** Your goal **
Return the whole listing exactly as it stands.

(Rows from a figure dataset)
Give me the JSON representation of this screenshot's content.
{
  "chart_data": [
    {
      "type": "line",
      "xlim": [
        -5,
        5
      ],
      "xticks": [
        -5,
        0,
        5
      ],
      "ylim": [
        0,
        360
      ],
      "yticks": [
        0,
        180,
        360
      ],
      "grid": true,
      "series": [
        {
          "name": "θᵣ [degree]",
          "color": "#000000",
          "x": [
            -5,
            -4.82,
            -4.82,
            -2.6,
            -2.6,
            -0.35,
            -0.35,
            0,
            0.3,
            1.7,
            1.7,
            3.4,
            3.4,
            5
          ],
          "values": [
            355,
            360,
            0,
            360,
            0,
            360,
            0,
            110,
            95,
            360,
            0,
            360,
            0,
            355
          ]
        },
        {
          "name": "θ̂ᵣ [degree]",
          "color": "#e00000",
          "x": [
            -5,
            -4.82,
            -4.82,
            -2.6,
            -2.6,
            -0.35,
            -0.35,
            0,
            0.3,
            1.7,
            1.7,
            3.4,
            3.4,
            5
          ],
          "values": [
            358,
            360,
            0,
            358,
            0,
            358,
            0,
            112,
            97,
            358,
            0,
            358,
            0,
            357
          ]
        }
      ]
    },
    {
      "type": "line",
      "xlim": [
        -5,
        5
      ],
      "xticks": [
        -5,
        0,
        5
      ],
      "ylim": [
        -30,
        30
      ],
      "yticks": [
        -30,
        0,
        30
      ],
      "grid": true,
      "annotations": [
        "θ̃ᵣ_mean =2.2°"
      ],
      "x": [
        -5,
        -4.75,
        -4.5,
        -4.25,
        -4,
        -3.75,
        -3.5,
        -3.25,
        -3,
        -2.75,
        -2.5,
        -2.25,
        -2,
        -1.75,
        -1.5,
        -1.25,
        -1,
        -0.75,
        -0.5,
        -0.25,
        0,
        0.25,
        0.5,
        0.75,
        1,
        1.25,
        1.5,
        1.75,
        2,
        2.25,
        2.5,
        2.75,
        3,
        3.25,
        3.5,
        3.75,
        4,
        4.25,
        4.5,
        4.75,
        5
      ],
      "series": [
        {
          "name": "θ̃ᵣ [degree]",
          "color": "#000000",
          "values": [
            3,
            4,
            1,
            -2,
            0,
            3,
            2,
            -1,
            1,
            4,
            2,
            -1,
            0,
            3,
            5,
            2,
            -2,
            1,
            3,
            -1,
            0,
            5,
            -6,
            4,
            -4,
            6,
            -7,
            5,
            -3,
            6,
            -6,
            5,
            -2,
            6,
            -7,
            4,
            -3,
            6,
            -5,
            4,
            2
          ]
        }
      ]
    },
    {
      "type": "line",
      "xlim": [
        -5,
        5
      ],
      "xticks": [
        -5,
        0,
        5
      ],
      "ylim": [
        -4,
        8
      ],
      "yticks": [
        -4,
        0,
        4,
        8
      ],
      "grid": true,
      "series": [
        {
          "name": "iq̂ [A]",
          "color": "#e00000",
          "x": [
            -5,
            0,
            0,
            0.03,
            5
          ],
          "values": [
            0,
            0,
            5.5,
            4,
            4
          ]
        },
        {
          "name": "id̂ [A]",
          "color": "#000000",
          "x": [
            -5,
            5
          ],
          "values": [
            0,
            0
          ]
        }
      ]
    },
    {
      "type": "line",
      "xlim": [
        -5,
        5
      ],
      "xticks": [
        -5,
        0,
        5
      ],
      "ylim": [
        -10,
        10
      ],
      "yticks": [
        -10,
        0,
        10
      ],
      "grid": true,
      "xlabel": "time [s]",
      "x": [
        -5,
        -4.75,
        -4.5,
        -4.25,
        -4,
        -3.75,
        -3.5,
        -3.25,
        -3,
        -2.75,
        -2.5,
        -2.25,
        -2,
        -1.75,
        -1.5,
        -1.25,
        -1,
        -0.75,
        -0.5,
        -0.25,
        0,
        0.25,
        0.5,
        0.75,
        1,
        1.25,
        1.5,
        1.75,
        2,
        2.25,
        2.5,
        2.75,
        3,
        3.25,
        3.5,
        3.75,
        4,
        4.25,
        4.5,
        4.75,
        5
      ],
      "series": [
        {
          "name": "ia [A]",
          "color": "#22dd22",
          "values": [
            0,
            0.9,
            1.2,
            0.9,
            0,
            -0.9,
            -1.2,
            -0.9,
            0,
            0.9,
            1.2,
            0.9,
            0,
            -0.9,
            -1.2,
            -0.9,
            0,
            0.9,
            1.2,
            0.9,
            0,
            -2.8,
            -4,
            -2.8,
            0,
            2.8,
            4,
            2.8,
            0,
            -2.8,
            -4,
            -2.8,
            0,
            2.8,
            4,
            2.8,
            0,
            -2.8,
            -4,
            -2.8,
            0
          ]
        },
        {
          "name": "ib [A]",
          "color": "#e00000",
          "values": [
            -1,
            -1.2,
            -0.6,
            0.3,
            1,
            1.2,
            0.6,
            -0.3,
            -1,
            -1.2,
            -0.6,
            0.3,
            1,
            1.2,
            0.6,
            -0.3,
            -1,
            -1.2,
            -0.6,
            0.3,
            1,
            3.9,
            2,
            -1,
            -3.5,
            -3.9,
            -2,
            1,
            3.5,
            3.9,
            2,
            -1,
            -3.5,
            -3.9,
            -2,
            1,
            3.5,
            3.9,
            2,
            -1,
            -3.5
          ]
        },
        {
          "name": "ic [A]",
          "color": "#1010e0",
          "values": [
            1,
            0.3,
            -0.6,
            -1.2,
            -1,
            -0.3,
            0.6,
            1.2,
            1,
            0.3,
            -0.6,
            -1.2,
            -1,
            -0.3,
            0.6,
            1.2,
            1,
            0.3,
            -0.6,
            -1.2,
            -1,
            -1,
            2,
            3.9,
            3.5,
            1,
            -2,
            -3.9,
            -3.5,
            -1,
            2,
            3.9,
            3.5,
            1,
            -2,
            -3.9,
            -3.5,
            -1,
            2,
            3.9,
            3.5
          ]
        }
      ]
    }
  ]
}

** Final answer **
Give me the JSON representation of this screenshot's content.
{
  "chart_data": [
    {
      "type": "line",
      "xlim": [
        -5,
        5
      ],
      "xticks": [
        -5,
        0,
        5
      ],
      "ylim": [
        0,
        360
      ],
      "yticks": [
        0,
        180,
        360
      ],
      "grid": true,
      "series": [
        {
          "name": "θᵣ [degree]",
          "color": "#000000",
          "x": [
            -5,
            -4.82,
            -4.82,
            -2.6,
            -2.6,
            -0.35,
            -0.35,
            0,
            0.3,
            1.7,
            1.7,
            3.4,
            3.4,
            5
          ],
          "values": [
            355,
            360,
            0,
            360,
            0,
            360,
            0,
            110,
            95,
            360,
            0,
            360,
            0,
            355
          ]
        },
        {
          "name": "θ̂ᵣ [degree]",
          "color": "#e00000",
          "x": [
            -5,
            -4.82,
            -4.82,
            -2.6,
            -2.6,
            -0.35,
            -0.35,
            0,
            0.3,
            1.7,
            1.7,
            3.4,
            3.4,
            5
          ],
          "values": [
            358,
            360,
            0,
            358,
            0,
            358,
            0,
            112,
            97,
            358,
            0,
            358,
            0,
            357
          ]
        }
      ]
    },
    {
      "type": "line",
      "xlim": [
        -5,
        5
      ],
      "xticks": [
        -5,
        0,
        5
      ],
      "ylim": [
        -30,
        30
      ],
      "yticks": [
        -30,
        0,
        30
      ],
      "grid": true,
      "annotations": [
        "θ̃ᵣ_mean =2.2°"
      ],
      "x": [
        -5,
        -4.75,
        -4.5,
        -4.25,
        -4,
        -3.75,
        -3.5,
        -3.25,
        -3,
        -2.75,
        -2.5,
        -2.25,
        -2,
        -1.75,
        -1.5,
        -1.25,
        -1,
        -0.75,
        -0.5,
        -0.25,
        0,
        0.25,
        0.5,
        0.75,
        1,
        1.25,
        1.5,
        1.75,
        2,
        2.25,
        2.5,
        2.75,
        3,
        3.25,
        3.5,
        3.75,
        4,
        4.25,
        4.5,
        4.75,
        5
      ],
      "series": [
        {
          "name": "θ̃ᵣ [degree]",
          "color": "#000000",
          "values": [
            3,
            4,
            1,
            -2,
            0,
            3,
            2,
            -1,
            1,
            4,
            2,
            -1,
            0,
            3,
            5,
            2,
            -2,
            1,
            3,
            -1,
            0,
            5,
            -6,
            4,
            -4,
            6,
            -7,
            5,
            -3,
            6,
            -6,
            5,
            -2,
            6,
            -7,
            4,
            -3,
            6,
            -5,
            4,
            2
          ]
        }
      ]
    },
    {
      "type": "line",
      "xlim": [
        -5,
        5
      ],
      "xticks": [
        -5,
        0,
        5
      ],
      "ylim": [
        -4,
        8
      ],
      "yticks": [
        -4,
        0,
        4,
        8
      ],
      "grid": true,
      "series": [
        {
          "name": "iq̂ [A]",
          "color": "#e00000",
          "x": [
            -5,
            0,
            0,
            0.03,
            5
          ],
          "values": [
            0,
            0,
            5.5,
            4,
            4
          ]
        },
        {
          "name": "id̂ [A]",
          "color": "#000000",
          "x": [
            -5,
            5
          ],
          "values": [
            0,
            0
          ]
        }
      ]
    },
    {
      "type": "line",
      "xlim": [
        -5,
        5
      ],
      "xticks": [
        -5,
        0,
        5
      ],
      "ylim": [
        -10,
        10
      ],
      "yticks": [
        -10,
        0,
        10
      ],
      "grid": true,
      "xlabel": "time [s]",
      "x": [
        -5,
        -4.75,
        -4.5,
        -4.25,
        -4,
        -3.75,
        -3.5,
        -3.25,
        -3,
        -2.75,
        -2.5,
        -2.25,
        -2,
        -1.75,
        -1.5,
        -1.25,
        -1,
        -0.75,
        -0.5,
        -0.25,
        0,
        0.25,
        0.5,
        0.75,
        1,
        1.25,
        1.5,
        1.75,
        2,
        2.25,
        2.5,
        2.75,
        3,
        3.25,
        3.5,
        3.75,
        4,
        4.25,
        4.5,
        4.75,
        5
      ],
      "series": [
        {
          "name": "ia [A]",
          "color": "#22dd22",
          "values": [
            0,
            0.9,
            1.2,
            0.9,
            0,
            -0.9,
            -1.2,
            -0.9,
            0,
            0.9,
            1.2,
            0.9,
            0,
            -0.9,
            -1.2,
            -0.9,
            0,
            0.9,
            1.2,
            0.9,
            0,
            -2.8,
            -4,
            -2.8,
            0,
            2.8,
            4,
            2.8,
            0,
            -2.8,
            -4,
            -2.8,
            0,
            2.8,
            4,
            2.8,
            0,
            -2.8,
            -4,
            -2.8,
            0
          ]
        },
        {
          "name": "ib [A]",
          "color": "#e00000",
          "values": [
            -1,
            -1.2,
            -0.6,
            0.3,
            1,
            1.2,
            0.6,
            -0.3,
            -1,
            -1.2,
            -0.6,
            0.3,
            1,
            1.2,
            0.6,
            -0.3,
            -1,
            -1.2,
            -0.6,
            0.3,
            1,
            3.9,
            2,
            -1,
            -3.5,
            -3.9,
            -2,
            1,
            3.5,
            3.9,
            2,
            -1,
            -3.5,
            -3.9,
            -2,
            1,
            3.5,
            3.9,
            2,
            -1,
            -3.5
          ]
        },
        {
          "name": "ic [A]",
          "color": "#1010e0",
          "values": [
            1,
            0.3,
            -0.6,
            -1.2,
            -1,
            -0.3,
            0.6,
            1.2,
            1,
            0.3,
            -0.6,
            -1.2,
            -1,
            -0.3,
            0.6,
            1.2,
            1,
            0.3,
            -0.6,
            -1.2,
            -1,
            -1,
            2,
            3.9,
            3.5,
            1,
            -2,
            -3.9,
            -3.5,
            -1,
            2,
            3.9,
            3.5,
            1,
            -2,
            -3.9,
            -3.5,
            -1,
            2,
            3.9,
            3.5
          ]
        }
      ]
    }
  ]
}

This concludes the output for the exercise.